Start PROVIDED MATERIAL

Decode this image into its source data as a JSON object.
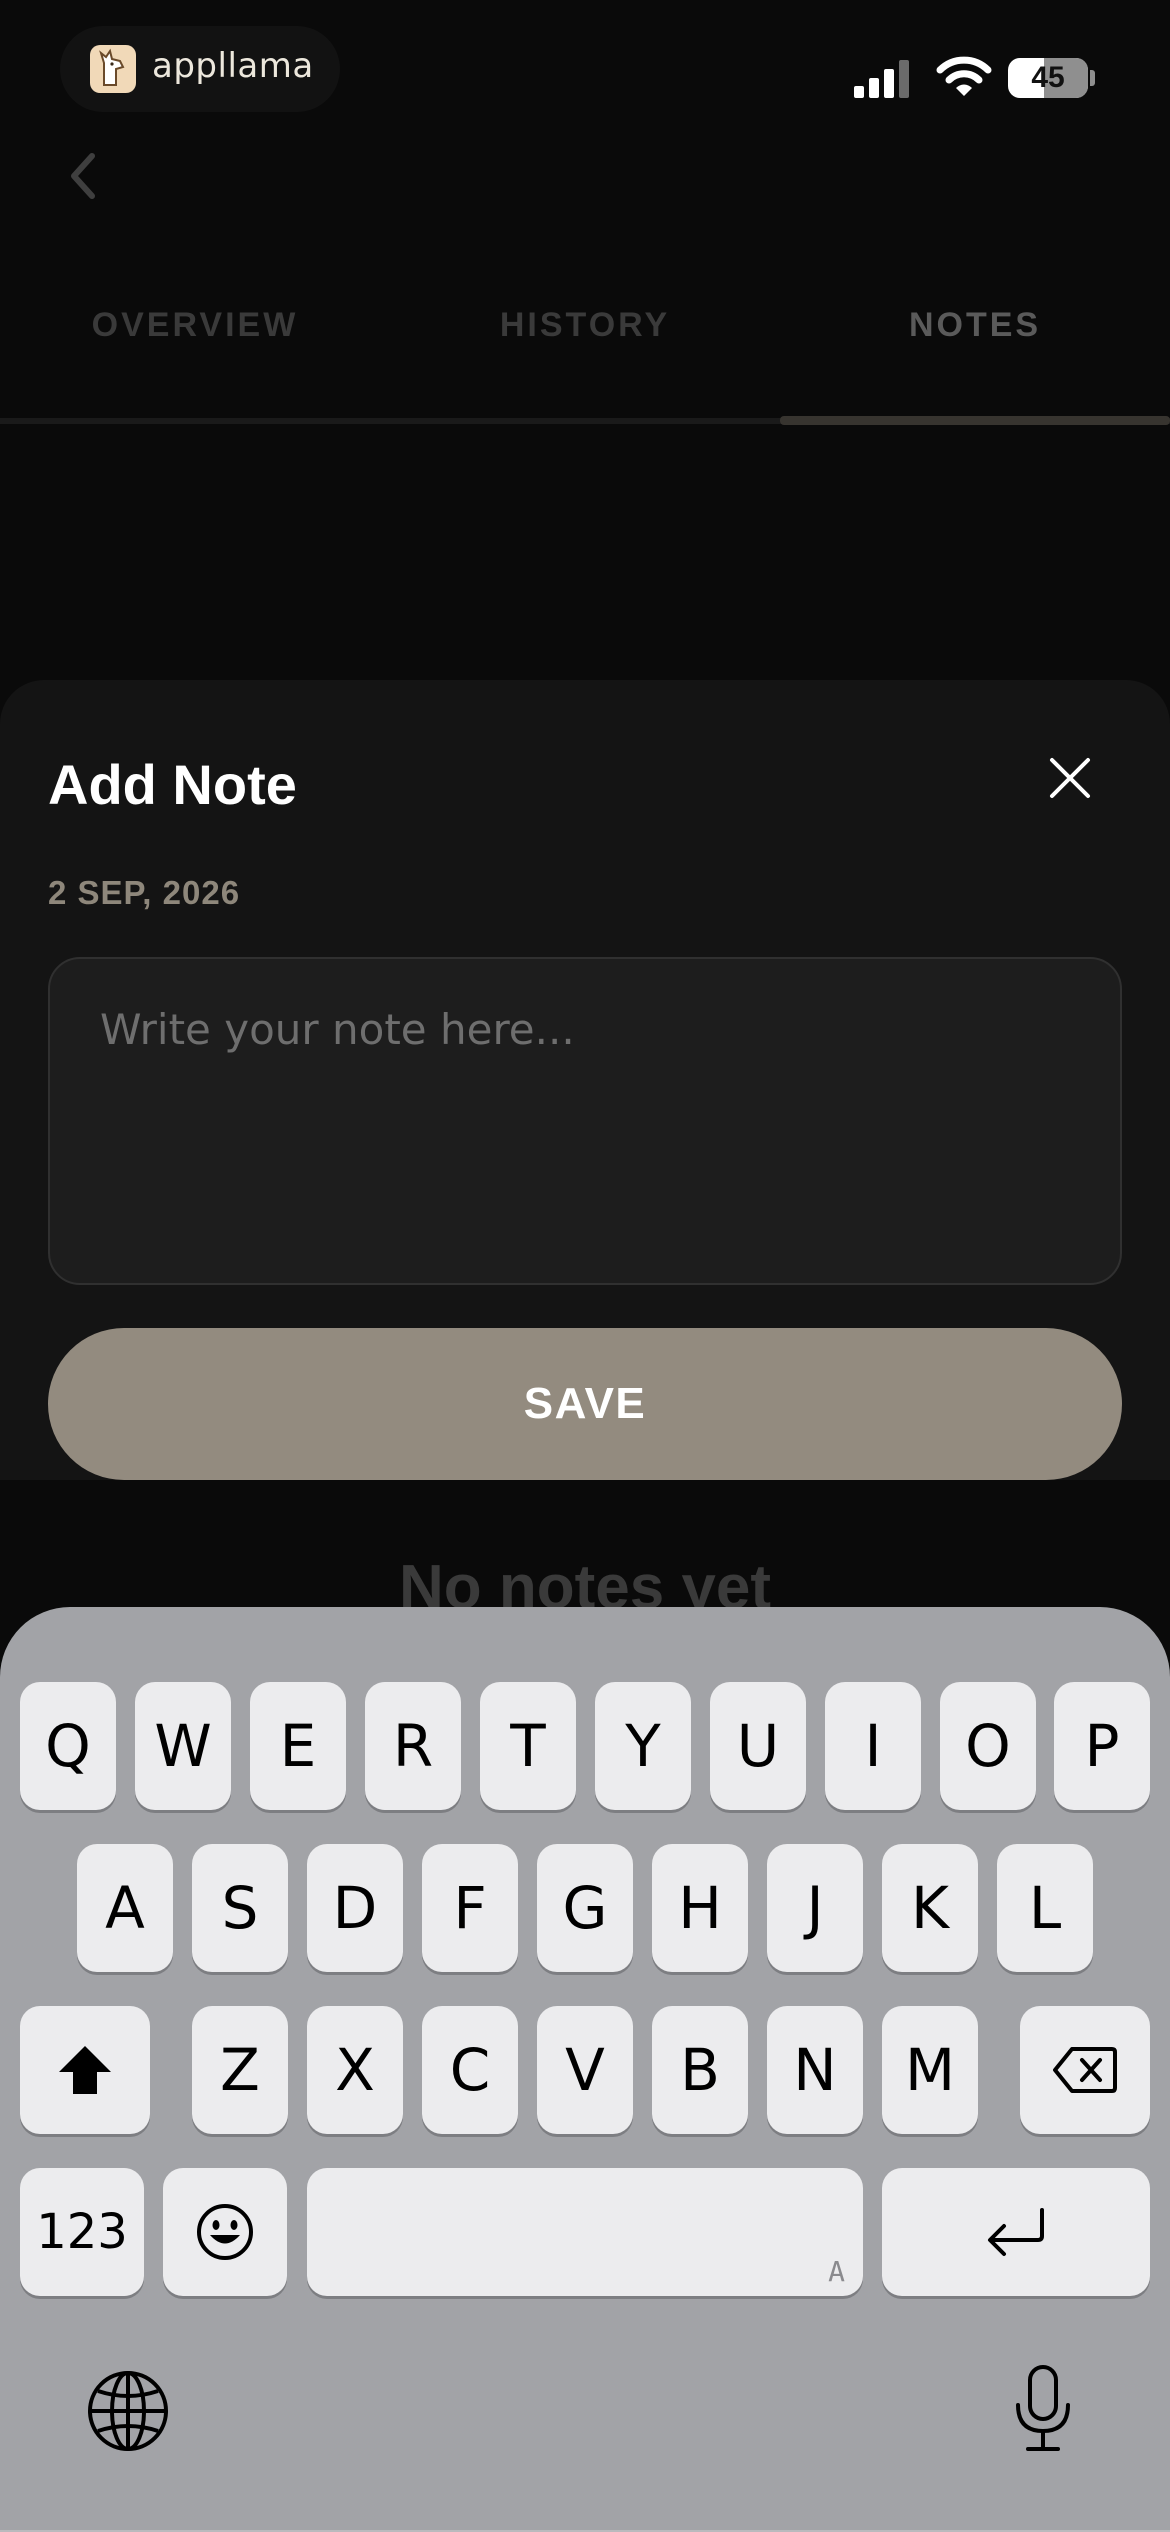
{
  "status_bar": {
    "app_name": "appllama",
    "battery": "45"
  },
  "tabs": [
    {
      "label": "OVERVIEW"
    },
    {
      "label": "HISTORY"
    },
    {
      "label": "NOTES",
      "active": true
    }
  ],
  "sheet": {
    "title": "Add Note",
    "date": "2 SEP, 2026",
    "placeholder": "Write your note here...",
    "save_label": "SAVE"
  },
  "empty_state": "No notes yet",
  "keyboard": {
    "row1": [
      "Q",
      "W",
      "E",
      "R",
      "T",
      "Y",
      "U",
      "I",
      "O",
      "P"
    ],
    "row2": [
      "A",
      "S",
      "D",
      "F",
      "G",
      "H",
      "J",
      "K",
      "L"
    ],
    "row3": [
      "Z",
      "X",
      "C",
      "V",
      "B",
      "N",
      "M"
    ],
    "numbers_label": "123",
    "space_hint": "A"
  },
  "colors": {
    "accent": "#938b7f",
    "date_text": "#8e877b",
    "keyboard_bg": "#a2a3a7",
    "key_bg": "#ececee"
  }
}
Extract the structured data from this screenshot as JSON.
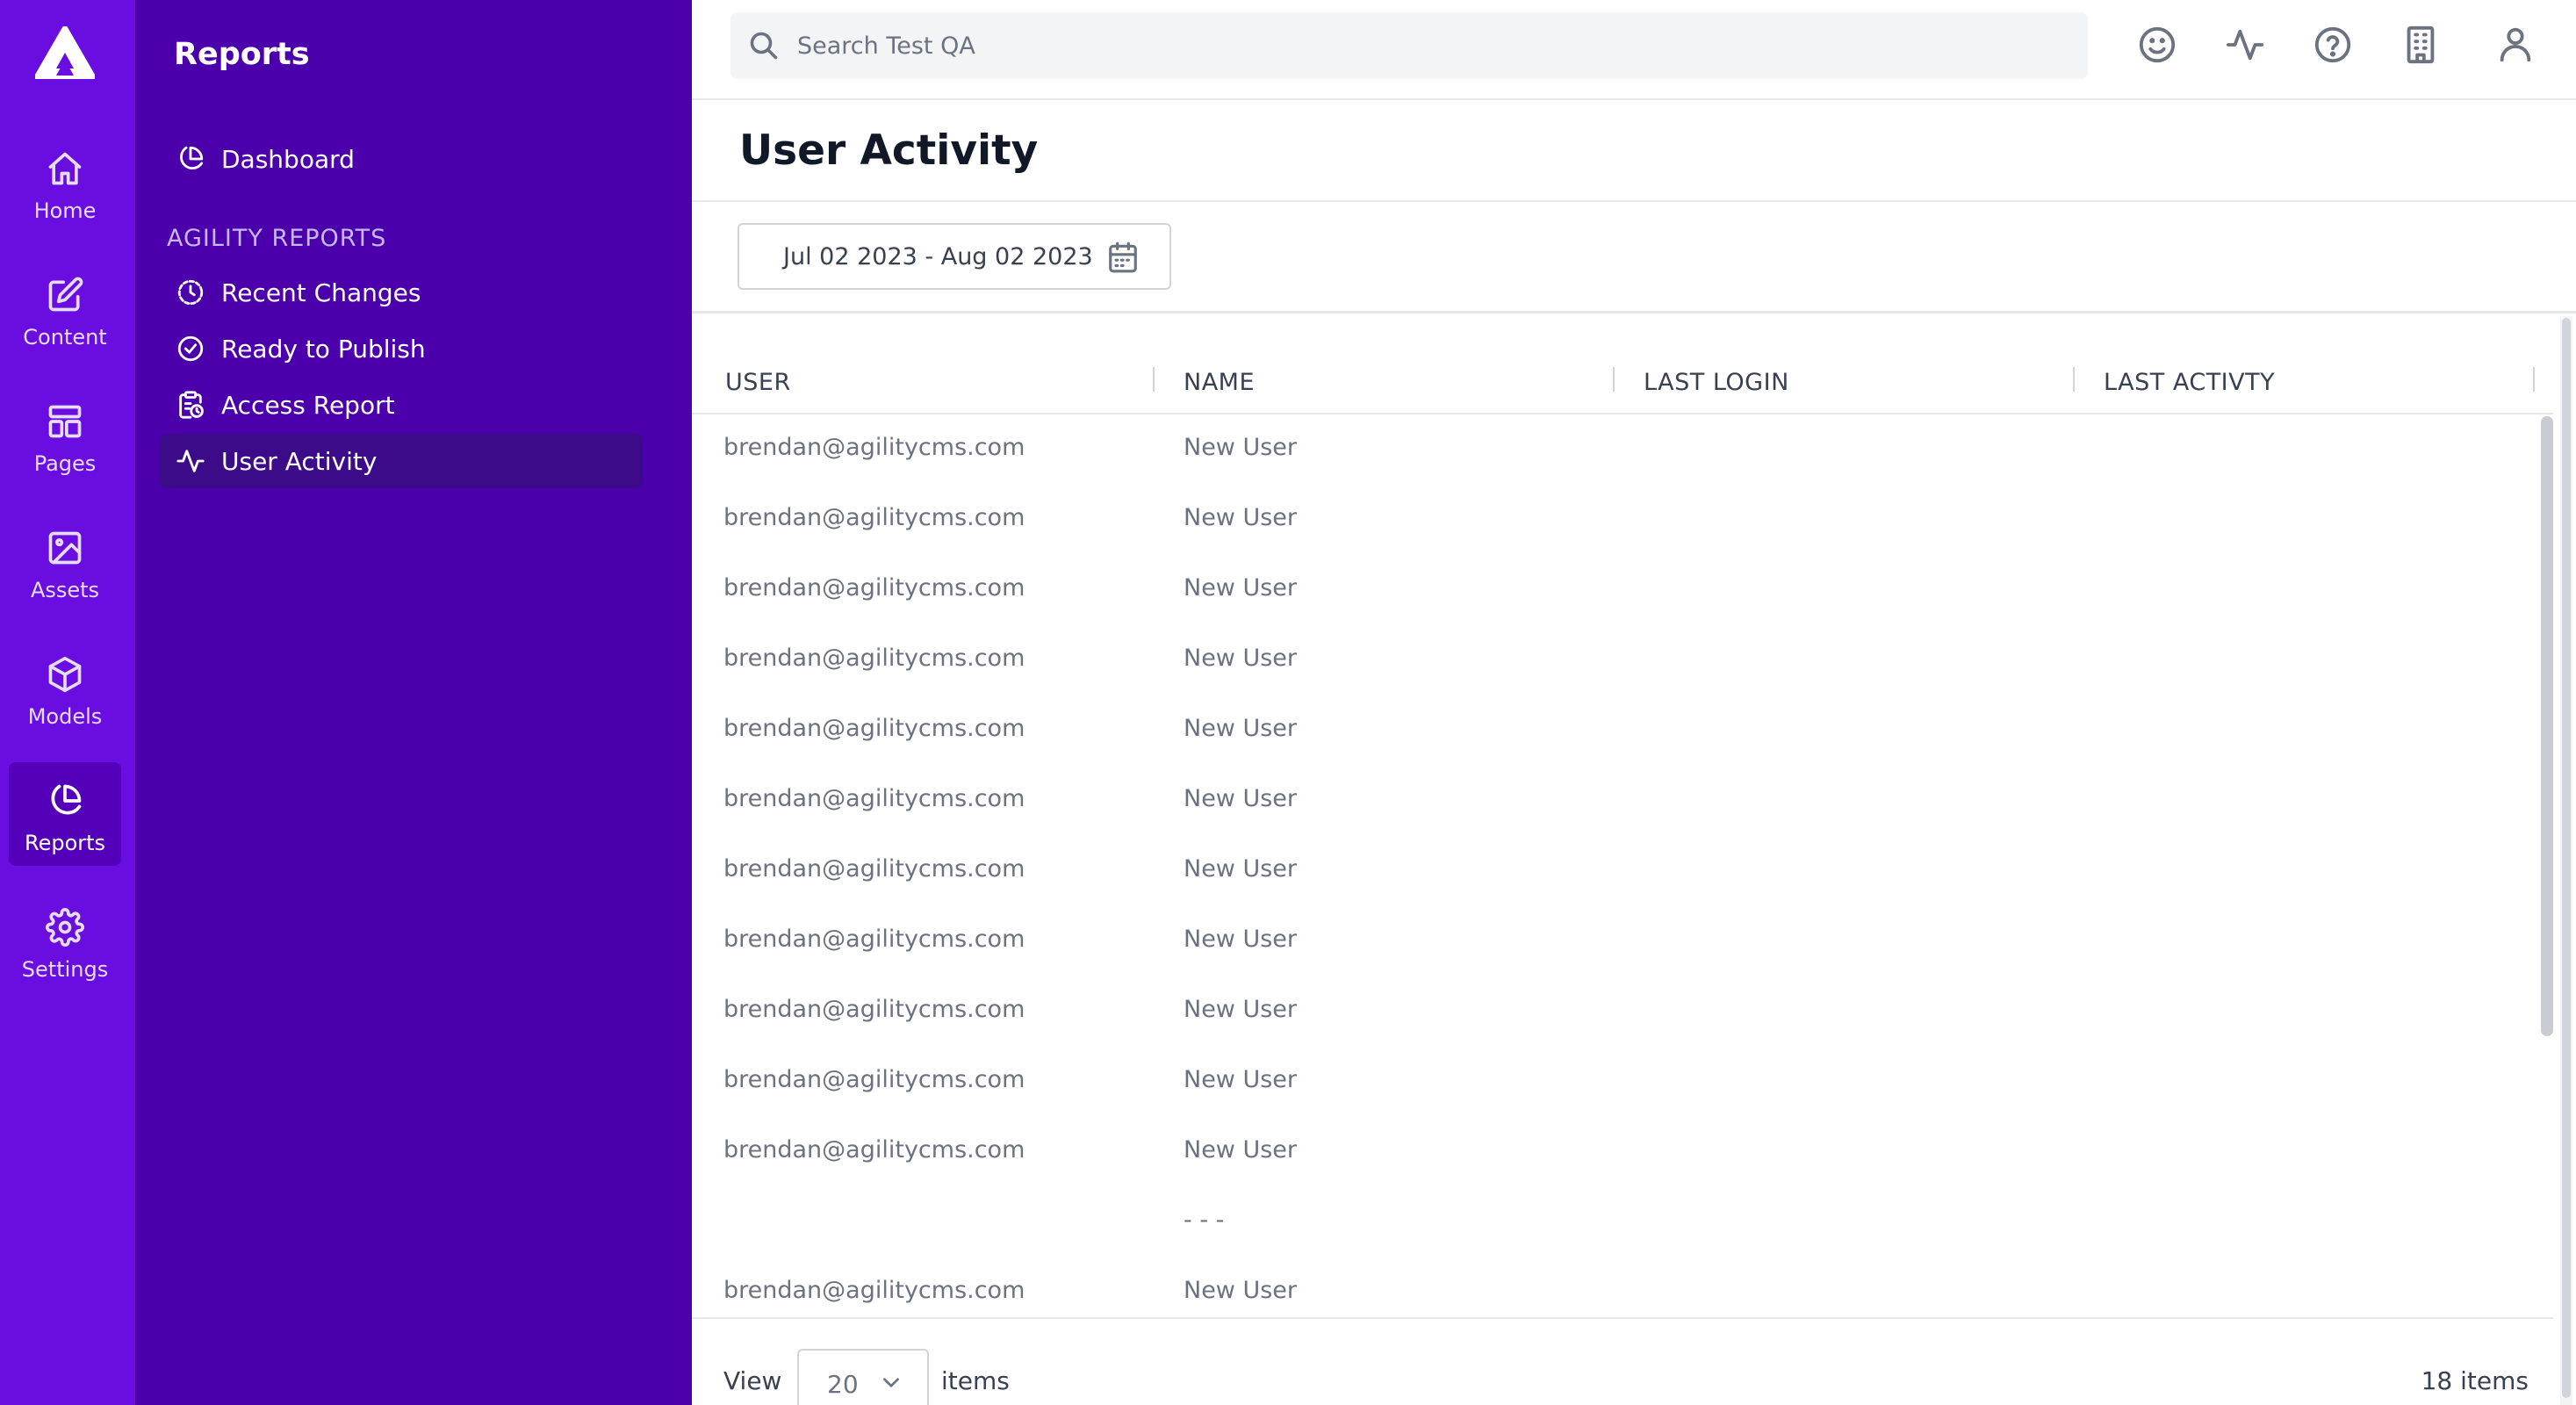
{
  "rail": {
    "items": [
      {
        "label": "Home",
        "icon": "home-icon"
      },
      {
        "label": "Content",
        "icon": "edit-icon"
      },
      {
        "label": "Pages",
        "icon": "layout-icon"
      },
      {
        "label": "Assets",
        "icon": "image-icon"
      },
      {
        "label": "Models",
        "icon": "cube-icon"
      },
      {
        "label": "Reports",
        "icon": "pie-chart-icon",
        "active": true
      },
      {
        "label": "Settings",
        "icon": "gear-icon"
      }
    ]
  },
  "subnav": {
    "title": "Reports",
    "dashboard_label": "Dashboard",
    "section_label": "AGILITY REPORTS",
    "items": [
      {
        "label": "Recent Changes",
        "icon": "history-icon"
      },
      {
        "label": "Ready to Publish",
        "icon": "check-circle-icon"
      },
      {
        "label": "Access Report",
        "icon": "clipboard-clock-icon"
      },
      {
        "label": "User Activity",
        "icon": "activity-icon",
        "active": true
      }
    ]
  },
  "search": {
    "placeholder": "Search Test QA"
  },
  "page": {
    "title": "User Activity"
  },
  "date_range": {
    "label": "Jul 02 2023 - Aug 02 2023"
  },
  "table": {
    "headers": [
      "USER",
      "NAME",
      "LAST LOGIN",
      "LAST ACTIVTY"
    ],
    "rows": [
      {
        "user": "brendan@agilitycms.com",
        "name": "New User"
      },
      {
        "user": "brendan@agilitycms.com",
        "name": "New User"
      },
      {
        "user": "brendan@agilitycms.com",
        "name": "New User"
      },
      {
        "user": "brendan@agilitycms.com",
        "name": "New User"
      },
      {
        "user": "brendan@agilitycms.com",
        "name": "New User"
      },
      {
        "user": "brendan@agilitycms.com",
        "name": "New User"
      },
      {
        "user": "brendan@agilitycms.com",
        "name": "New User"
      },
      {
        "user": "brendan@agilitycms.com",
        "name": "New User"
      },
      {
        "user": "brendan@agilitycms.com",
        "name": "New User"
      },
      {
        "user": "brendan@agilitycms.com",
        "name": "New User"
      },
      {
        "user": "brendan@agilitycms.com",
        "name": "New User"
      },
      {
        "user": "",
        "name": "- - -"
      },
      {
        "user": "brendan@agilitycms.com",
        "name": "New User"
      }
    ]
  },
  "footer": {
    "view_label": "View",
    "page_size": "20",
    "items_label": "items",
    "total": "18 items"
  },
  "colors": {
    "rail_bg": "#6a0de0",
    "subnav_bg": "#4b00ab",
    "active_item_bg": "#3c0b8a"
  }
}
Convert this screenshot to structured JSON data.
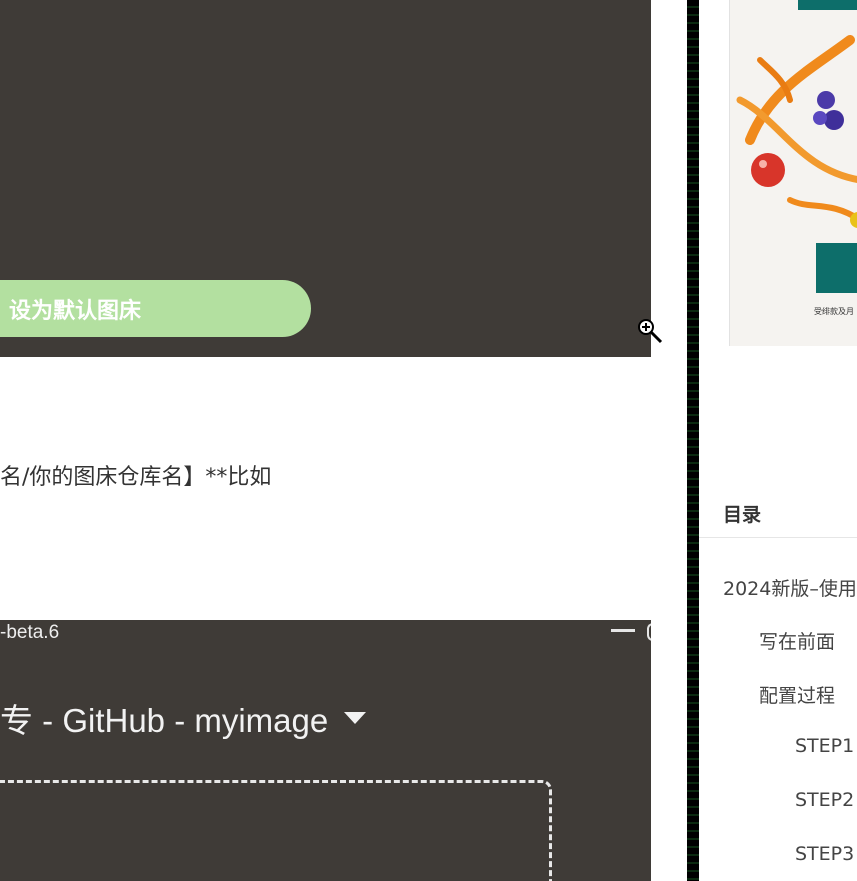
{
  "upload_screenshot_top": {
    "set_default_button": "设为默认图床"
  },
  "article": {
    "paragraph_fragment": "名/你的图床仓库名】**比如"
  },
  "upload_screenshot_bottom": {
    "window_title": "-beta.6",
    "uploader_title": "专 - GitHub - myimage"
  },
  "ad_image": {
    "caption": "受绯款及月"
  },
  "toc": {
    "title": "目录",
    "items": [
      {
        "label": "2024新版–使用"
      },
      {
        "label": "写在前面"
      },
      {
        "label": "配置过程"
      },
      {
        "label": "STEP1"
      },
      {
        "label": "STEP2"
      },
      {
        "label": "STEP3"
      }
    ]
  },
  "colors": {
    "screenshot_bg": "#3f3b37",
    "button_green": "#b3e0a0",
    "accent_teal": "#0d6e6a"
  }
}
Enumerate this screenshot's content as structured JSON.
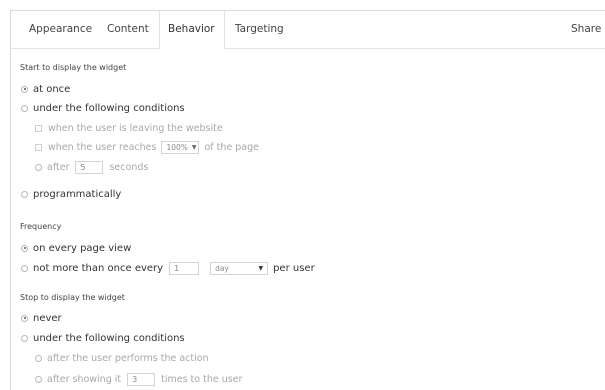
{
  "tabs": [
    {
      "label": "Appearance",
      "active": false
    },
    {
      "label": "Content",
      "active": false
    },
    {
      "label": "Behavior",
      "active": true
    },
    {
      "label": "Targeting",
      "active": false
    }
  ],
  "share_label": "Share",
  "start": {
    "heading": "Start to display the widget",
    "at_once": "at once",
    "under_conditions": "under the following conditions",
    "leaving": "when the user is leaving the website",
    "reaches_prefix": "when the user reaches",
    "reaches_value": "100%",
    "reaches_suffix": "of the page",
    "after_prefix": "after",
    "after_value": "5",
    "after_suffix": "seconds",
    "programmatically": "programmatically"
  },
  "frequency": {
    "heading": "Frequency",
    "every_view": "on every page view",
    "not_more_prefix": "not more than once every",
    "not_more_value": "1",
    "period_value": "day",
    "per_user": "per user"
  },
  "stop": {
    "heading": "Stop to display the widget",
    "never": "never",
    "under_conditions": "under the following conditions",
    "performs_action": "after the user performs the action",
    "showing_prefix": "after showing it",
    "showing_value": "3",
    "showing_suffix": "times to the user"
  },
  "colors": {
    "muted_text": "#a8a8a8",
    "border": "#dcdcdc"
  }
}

End PROVIDED MATERIAL

SET TASK: Only the count is needed: the number of lines in the data that include the word "once".

FINAL ANSWER: 2